>>>>>

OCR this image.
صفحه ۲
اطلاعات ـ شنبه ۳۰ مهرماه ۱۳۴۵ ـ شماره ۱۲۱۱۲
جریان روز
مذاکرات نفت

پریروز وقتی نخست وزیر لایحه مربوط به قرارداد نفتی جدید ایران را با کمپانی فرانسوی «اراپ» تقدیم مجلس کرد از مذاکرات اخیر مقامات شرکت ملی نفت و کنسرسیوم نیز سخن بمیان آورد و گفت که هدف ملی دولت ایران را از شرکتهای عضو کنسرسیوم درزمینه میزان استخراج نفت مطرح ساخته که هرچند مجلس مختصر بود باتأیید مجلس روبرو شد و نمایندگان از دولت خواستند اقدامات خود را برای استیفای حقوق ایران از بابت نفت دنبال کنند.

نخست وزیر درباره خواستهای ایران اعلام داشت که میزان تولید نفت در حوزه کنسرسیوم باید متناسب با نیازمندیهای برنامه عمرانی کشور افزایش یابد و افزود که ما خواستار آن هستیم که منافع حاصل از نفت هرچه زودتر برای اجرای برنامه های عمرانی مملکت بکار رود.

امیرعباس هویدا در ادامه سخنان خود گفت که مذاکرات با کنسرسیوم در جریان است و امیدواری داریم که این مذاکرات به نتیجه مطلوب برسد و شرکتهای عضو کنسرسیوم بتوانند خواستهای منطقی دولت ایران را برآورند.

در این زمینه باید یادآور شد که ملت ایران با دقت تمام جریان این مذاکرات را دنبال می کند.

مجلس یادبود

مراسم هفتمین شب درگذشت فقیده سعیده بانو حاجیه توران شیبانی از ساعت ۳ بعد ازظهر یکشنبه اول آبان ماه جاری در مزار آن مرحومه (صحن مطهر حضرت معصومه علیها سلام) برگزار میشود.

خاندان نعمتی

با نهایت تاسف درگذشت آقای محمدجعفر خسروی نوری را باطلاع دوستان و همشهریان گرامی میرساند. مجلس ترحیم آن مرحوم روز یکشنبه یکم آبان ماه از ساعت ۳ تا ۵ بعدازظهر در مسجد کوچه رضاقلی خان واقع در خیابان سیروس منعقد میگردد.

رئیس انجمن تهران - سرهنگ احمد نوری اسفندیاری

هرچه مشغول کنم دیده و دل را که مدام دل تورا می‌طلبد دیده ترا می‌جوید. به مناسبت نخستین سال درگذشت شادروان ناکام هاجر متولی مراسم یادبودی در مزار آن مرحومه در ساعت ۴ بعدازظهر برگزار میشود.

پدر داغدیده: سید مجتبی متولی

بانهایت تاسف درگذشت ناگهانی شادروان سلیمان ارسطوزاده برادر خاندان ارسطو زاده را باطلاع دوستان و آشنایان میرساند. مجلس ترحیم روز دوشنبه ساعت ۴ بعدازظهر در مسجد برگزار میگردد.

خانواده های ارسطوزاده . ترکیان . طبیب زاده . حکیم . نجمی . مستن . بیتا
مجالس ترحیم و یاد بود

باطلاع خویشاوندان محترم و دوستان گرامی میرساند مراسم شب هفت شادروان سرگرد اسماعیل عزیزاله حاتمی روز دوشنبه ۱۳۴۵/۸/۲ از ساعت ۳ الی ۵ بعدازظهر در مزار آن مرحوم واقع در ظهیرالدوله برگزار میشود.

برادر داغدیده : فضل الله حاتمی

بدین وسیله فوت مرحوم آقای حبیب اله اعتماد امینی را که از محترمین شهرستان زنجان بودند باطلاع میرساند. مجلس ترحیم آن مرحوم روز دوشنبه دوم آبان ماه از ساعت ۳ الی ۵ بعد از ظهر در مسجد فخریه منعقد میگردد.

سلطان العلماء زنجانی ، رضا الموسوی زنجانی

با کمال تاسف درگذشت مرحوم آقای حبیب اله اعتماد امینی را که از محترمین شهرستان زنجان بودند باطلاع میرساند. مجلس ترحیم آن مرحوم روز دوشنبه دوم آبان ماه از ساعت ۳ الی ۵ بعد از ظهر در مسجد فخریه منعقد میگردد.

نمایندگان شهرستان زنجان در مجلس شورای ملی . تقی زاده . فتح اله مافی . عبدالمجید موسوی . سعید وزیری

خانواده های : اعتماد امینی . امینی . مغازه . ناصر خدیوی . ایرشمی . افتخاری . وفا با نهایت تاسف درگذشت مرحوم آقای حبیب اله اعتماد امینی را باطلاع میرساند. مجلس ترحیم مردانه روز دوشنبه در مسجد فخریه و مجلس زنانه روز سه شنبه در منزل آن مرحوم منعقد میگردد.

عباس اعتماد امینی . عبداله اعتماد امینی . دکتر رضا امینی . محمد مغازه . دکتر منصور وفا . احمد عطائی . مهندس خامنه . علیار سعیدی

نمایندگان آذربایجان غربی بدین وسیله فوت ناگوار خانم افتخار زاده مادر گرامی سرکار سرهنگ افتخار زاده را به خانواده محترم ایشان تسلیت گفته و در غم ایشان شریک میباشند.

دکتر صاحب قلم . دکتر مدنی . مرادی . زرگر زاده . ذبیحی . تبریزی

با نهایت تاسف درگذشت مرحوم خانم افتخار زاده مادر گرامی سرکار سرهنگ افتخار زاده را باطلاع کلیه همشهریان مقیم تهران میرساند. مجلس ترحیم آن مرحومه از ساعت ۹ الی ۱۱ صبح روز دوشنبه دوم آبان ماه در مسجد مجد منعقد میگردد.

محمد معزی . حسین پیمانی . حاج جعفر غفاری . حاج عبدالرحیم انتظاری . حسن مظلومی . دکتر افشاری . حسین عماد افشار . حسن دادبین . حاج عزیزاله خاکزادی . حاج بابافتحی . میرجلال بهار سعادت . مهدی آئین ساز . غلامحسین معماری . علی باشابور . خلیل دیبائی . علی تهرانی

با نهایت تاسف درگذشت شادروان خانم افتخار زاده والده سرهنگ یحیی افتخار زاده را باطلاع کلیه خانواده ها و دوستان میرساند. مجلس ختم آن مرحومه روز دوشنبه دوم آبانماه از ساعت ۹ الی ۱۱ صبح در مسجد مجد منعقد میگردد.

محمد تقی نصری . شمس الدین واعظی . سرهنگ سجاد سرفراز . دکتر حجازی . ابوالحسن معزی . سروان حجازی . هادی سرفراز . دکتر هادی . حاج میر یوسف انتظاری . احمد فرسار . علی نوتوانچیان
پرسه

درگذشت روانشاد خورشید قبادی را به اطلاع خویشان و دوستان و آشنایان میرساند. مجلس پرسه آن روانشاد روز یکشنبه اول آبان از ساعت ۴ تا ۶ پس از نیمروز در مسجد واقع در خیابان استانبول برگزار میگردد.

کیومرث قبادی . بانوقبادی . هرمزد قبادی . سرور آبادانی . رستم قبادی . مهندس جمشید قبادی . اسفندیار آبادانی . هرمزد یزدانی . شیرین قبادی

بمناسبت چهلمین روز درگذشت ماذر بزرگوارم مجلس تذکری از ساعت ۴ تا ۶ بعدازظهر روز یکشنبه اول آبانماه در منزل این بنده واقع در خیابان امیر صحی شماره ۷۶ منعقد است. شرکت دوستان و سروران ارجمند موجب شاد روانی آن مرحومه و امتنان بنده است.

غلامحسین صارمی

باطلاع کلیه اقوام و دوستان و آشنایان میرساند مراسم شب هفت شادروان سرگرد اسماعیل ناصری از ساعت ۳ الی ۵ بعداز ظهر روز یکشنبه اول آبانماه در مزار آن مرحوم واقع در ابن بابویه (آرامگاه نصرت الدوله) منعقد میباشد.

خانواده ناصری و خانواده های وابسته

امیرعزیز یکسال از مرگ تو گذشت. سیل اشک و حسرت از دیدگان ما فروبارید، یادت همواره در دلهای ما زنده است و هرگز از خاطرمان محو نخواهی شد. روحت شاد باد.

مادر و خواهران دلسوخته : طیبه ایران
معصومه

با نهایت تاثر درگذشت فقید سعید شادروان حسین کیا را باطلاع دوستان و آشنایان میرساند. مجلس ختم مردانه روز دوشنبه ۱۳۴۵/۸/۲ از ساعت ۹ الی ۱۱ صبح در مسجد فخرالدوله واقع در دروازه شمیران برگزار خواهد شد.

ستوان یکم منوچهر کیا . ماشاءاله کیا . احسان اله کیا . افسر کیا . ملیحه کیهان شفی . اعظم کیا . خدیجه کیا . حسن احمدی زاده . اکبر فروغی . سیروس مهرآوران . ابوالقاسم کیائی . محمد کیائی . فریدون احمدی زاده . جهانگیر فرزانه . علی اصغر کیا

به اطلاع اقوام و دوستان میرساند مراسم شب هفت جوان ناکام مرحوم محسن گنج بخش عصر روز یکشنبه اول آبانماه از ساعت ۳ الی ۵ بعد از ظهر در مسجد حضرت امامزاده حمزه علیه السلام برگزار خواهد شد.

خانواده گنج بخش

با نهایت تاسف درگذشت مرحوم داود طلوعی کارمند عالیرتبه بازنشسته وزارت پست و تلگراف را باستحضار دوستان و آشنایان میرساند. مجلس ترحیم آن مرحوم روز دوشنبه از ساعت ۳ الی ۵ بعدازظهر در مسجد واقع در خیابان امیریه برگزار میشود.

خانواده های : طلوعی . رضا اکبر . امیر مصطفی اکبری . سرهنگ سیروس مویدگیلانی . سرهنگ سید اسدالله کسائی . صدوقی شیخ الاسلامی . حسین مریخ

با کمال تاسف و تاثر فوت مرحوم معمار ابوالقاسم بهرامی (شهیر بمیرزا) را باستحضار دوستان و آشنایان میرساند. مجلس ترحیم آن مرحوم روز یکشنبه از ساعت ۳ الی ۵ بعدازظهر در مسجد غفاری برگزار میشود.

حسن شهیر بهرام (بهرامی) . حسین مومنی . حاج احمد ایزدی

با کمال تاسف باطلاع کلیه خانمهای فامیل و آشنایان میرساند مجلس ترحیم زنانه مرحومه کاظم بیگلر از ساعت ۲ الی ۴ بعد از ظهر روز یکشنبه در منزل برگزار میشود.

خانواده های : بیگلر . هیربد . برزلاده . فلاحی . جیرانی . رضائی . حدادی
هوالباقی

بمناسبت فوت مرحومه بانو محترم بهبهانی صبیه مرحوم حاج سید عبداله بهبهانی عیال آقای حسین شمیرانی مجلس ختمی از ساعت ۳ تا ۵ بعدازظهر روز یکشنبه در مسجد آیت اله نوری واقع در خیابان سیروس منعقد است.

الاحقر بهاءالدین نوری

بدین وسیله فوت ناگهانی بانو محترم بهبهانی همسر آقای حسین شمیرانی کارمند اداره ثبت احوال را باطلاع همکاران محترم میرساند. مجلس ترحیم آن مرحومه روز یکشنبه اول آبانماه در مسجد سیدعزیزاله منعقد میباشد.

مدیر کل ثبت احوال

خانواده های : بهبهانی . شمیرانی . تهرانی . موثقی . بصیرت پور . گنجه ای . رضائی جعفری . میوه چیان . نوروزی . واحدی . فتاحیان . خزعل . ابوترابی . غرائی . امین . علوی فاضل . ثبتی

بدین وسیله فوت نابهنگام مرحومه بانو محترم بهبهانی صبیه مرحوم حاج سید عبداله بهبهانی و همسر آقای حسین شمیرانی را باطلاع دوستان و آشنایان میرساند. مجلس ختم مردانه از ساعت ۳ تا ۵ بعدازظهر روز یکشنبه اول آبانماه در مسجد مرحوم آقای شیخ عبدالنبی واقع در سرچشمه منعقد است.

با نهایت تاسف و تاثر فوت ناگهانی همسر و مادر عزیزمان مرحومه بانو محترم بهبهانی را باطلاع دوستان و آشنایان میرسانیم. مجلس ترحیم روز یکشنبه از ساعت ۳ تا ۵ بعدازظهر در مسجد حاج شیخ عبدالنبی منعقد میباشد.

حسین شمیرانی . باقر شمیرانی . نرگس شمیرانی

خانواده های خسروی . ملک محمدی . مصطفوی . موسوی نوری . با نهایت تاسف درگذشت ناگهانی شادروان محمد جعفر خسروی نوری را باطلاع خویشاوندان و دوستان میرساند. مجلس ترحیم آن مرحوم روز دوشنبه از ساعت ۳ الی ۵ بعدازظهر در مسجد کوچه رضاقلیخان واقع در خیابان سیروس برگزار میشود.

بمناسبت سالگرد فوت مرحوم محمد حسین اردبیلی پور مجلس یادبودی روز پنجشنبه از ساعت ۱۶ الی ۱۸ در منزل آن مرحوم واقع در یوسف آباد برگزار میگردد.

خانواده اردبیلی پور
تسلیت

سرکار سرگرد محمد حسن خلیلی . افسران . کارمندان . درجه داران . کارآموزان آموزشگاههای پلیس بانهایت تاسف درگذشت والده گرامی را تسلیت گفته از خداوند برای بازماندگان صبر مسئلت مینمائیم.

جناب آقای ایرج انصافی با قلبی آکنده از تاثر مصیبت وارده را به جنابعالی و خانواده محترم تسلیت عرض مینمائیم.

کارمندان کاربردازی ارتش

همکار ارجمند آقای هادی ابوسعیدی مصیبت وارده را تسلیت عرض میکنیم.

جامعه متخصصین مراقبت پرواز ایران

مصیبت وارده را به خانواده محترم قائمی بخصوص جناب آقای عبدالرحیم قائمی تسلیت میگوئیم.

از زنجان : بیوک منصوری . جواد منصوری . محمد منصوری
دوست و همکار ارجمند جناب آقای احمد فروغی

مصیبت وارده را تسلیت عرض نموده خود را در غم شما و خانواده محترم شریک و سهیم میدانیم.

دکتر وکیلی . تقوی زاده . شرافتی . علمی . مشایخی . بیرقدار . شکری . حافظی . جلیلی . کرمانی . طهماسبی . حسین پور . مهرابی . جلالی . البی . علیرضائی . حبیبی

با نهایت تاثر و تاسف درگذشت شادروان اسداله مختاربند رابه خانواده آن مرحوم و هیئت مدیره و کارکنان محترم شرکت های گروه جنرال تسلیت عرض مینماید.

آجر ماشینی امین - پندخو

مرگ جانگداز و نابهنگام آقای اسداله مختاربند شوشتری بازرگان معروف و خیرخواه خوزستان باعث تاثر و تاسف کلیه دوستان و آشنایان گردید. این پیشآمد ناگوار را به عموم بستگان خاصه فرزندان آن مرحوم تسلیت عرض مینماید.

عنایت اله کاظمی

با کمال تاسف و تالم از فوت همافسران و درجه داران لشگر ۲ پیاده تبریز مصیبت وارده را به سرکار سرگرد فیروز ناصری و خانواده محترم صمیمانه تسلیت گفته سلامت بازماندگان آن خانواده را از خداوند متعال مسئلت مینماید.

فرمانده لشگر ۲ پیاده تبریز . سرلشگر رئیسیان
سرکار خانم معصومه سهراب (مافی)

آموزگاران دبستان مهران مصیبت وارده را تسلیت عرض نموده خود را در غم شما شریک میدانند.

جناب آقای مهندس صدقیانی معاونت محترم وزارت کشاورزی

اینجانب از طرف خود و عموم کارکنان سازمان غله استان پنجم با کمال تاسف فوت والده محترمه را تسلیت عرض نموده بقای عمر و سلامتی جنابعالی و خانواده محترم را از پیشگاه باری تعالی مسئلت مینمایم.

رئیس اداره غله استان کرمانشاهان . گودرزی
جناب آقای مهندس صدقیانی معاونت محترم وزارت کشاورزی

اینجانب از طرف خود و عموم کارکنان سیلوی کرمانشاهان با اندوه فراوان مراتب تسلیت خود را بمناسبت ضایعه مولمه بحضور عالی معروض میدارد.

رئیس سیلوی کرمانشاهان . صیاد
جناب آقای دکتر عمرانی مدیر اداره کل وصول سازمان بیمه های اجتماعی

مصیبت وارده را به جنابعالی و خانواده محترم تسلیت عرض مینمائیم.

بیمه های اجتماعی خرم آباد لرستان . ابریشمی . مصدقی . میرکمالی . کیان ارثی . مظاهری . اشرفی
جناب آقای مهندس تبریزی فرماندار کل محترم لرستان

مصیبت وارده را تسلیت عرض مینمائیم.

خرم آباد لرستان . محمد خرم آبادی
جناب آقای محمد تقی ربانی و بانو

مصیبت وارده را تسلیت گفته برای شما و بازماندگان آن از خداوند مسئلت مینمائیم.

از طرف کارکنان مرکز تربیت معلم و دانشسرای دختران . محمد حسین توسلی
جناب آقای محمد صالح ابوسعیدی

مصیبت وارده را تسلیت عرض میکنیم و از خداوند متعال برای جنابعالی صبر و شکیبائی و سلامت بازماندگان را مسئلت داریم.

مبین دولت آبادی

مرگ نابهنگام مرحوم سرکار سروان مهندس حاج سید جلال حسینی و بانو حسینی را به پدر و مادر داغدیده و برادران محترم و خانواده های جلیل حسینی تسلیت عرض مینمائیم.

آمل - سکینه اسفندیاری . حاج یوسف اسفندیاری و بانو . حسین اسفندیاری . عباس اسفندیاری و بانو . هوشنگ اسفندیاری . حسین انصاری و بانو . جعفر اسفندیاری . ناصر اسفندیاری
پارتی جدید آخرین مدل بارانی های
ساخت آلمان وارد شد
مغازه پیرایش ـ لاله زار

<<<<<

● **What you have to do**: Your task is to gather all lines from the entries above that hold the word "غلامحسین".

● **Full response**:
محمد معزی . حسین پیمانی . حاج جعفر غفاری . حاج عبدالرحیم انتظاری . حسن مظلومی . دکتر افشاری . حسین عماد افشار . حسن دادبین . حاج عزیزاله خاکزادی . حاج بابافتحی . میرجلال بهار سعادت . مهدی آئین ساز . غلامحسین معماری . علی باشابور . خلیل دیبائی . علی تهرانی
غلامحسین صارمی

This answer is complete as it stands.